All of the listing below must be repeated word for word. Pictures are the only thing to omit.

==== INPUT ROWS

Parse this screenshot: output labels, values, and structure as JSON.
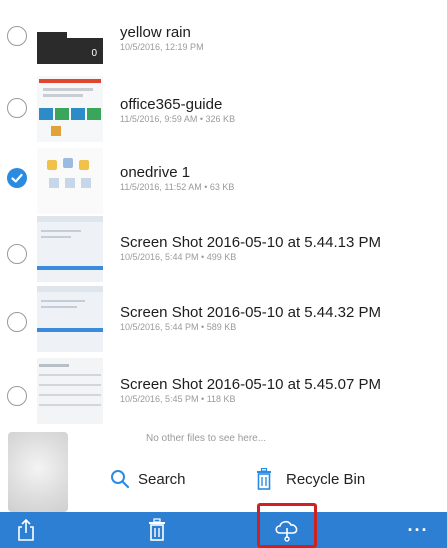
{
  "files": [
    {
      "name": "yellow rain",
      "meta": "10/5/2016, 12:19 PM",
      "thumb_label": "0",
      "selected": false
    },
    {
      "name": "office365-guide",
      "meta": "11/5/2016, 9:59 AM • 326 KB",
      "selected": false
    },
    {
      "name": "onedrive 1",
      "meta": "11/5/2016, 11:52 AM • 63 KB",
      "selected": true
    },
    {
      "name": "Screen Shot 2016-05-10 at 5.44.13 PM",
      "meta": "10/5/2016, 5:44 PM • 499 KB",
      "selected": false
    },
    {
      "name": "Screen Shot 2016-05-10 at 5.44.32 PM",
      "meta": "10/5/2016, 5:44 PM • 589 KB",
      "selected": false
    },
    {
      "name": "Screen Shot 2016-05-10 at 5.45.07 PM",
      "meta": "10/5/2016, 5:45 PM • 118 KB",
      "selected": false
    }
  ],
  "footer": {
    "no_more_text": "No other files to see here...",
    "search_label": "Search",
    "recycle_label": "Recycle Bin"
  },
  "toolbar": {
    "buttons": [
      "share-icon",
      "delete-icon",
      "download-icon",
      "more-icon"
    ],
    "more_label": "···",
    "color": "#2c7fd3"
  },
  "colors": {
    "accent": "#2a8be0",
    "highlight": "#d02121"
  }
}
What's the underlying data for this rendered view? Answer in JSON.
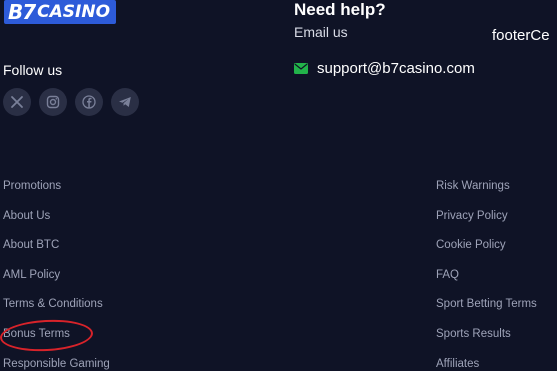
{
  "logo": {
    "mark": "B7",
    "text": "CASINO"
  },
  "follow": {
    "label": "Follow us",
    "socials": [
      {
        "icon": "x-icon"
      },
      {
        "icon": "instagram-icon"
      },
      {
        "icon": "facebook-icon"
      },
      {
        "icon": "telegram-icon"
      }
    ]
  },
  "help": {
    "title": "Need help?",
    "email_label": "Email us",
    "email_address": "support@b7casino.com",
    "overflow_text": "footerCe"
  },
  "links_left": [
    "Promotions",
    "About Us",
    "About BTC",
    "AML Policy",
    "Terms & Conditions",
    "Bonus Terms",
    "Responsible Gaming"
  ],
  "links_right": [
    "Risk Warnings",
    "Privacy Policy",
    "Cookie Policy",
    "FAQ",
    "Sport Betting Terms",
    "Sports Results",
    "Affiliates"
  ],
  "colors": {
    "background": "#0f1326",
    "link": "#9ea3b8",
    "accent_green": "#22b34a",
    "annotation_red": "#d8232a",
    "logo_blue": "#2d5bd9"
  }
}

========

**SOLUTION TO THE EXERCISE**
Parse this screenshot: output labels, values, and structure as JSON.
{
  "files": [
    {
      "name": "yellow rain",
      "meta": "10/5/2016, 12:19 PM",
      "thumb_label": "0",
      "selected": false
    },
    {
      "name": "office365-guide",
      "meta": "11/5/2016, 9:59 AM • 326 KB",
      "selected": false
    },
    {
      "name": "onedrive 1",
      "meta": "11/5/2016, 11:52 AM • 63 KB",
      "selected": true
    },
    {
      "name": "Screen Shot 2016-05-10 at 5.44.13 PM",
      "meta": "10/5/2016, 5:44 PM • 499 KB",
      "selected": false
    },
    {
      "name": "Screen Shot 2016-05-10 at 5.44.32 PM",
      "meta": "10/5/2016, 5:44 PM • 589 KB",
      "selected": false
    },
    {
      "name": "Screen Shot 2016-05-10 at 5.45.07 PM",
      "meta": "10/5/2016, 5:45 PM • 118 KB",
      "selected": false
    }
  ],
  "footer": {
    "no_more_text": "No other files to see here...",
    "search_label": "Search",
    "recycle_label": "Recycle Bin"
  },
  "toolbar": {
    "buttons": [
      "share-icon",
      "delete-icon",
      "download-icon",
      "more-icon"
    ],
    "more_label": "···",
    "color": "#2c7fd3"
  },
  "colors": {
    "accent": "#2a8be0",
    "highlight": "#d02121"
  }
}
What's the underlying data for this rendered view? Answer in JSON.
{
  "logo": {
    "mark": "B7",
    "text": "CASINO"
  },
  "follow": {
    "label": "Follow us",
    "socials": [
      {
        "icon": "x-icon"
      },
      {
        "icon": "instagram-icon"
      },
      {
        "icon": "facebook-icon"
      },
      {
        "icon": "telegram-icon"
      }
    ]
  },
  "help": {
    "title": "Need help?",
    "email_label": "Email us",
    "email_address": "support@b7casino.com",
    "overflow_text": "footerCe"
  },
  "links_left": [
    "Promotions",
    "About Us",
    "About BTC",
    "AML Policy",
    "Terms & Conditions",
    "Bonus Terms",
    "Responsible Gaming"
  ],
  "links_right": [
    "Risk Warnings",
    "Privacy Policy",
    "Cookie Policy",
    "FAQ",
    "Sport Betting Terms",
    "Sports Results",
    "Affiliates"
  ],
  "colors": {
    "background": "#0f1326",
    "link": "#9ea3b8",
    "accent_green": "#22b34a",
    "annotation_red": "#d8232a",
    "logo_blue": "#2d5bd9"
  }
}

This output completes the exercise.